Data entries
********************
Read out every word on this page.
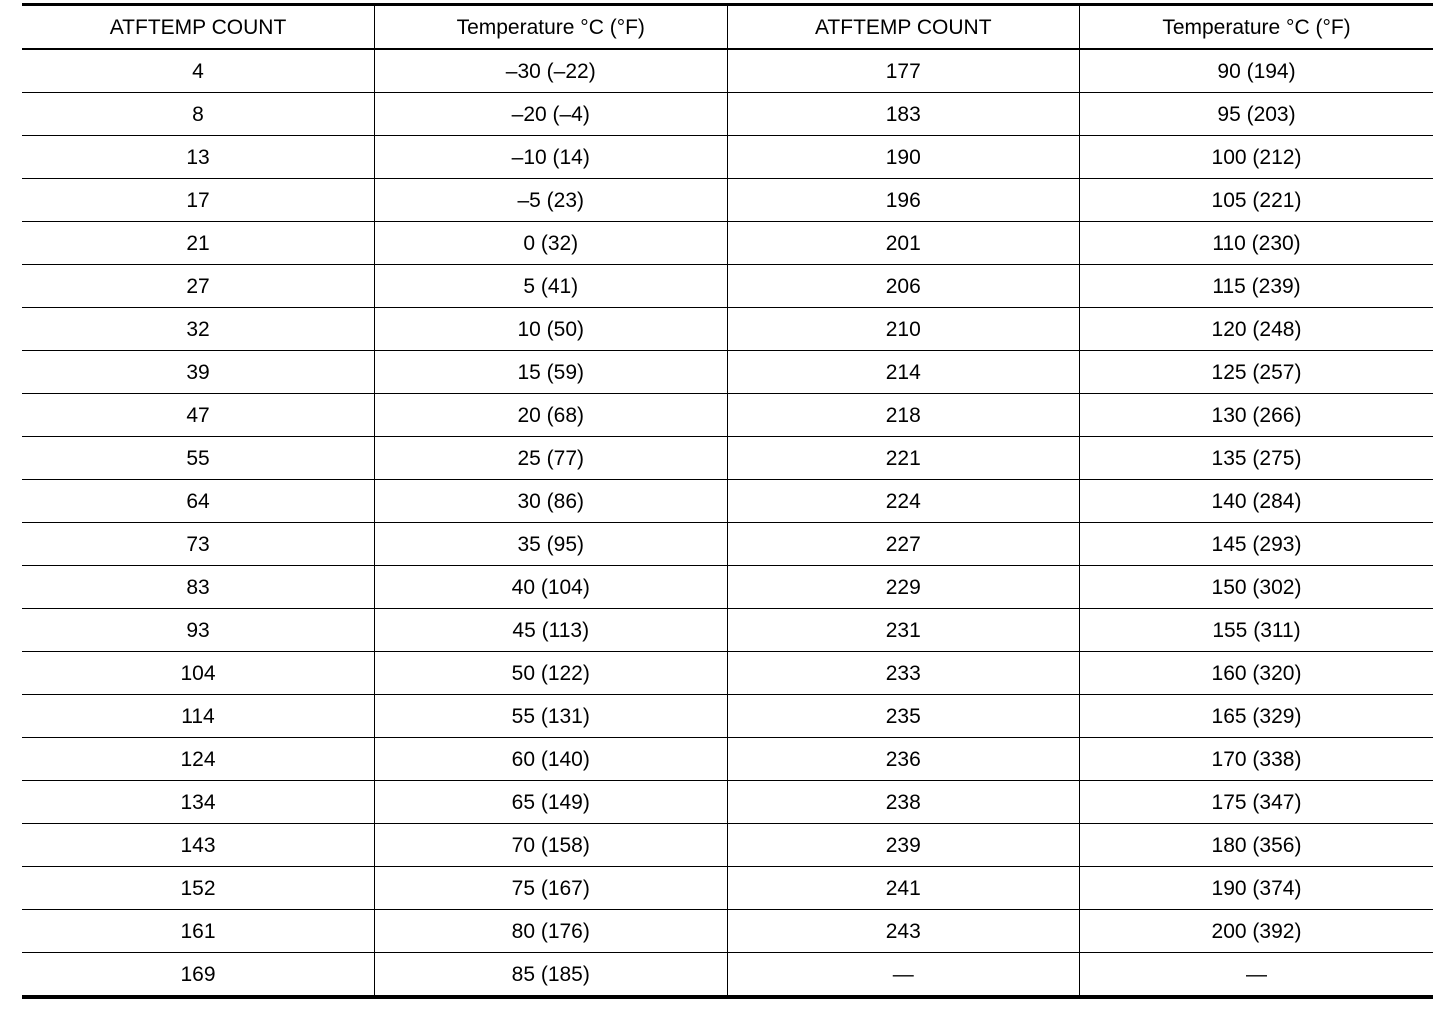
ATFTEMP COUNT	Temperature °C (°F)	ATFTEMP COUNT	Temperature °C (°F)
4	–30 (–22)	177	90 (194)
8	–20 (–4)	183	95 (203)
13	–10 (14)	190	100 (212)
17	–5 (23)	196	105 (221)
21	0 (32)	201	110 (230)
27	5 (41)	206	115 (239)
32	10 (50)	210	120 (248)
39	15 (59)	214	125 (257)
47	20 (68)	218	130 (266)
55	25 (77)	221	135 (275)
64	30 (86)	224	140 (284)
73	35 (95)	227	145 (293)
83	40 (104)	229	150 (302)
93	45 (113)	231	155 (311)
104	50 (122)	233	160 (320)
114	55 (131)	235	165 (329)
124	60 (140)	236	170 (338)
134	65 (149)	238	175 (347)
143	70 (158)	239	180 (356)
152	75 (167)	241	190 (374)
161	80 (176)	243	200 (392)
169	85 (185)	—	—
********************
_GOAL OF THE EXERCISE:_
In your copy, leave out the pictures and reproduce the material above exactly.

_ANSWER TO THIS EXERCISE:_
Read out every word on this page.
ATFTEMP COUNT	Temperature °C (°F)	ATFTEMP COUNT	Temperature °C (°F)
4	–30 (–22)	177	90 (194)
8	–20 (–4)	183	95 (203)
13	–10 (14)	190	100 (212)
17	–5 (23)	196	105 (221)
21	0 (32)	201	110 (230)
27	5 (41)	206	115 (239)
32	10 (50)	210	120 (248)
39	15 (59)	214	125 (257)
47	20 (68)	218	130 (266)
55	25 (77)	221	135 (275)
64	30 (86)	224	140 (284)
73	35 (95)	227	145 (293)
83	40 (104)	229	150 (302)
93	45 (113)	231	155 (311)
104	50 (122)	233	160 (320)
114	55 (131)	235	165 (329)
124	60 (140)	236	170 (338)
134	65 (149)	238	175 (347)
143	70 (158)	239	180 (356)
152	75 (167)	241	190 (374)
161	80 (176)	243	200 (392)
169	85 (185)	—	—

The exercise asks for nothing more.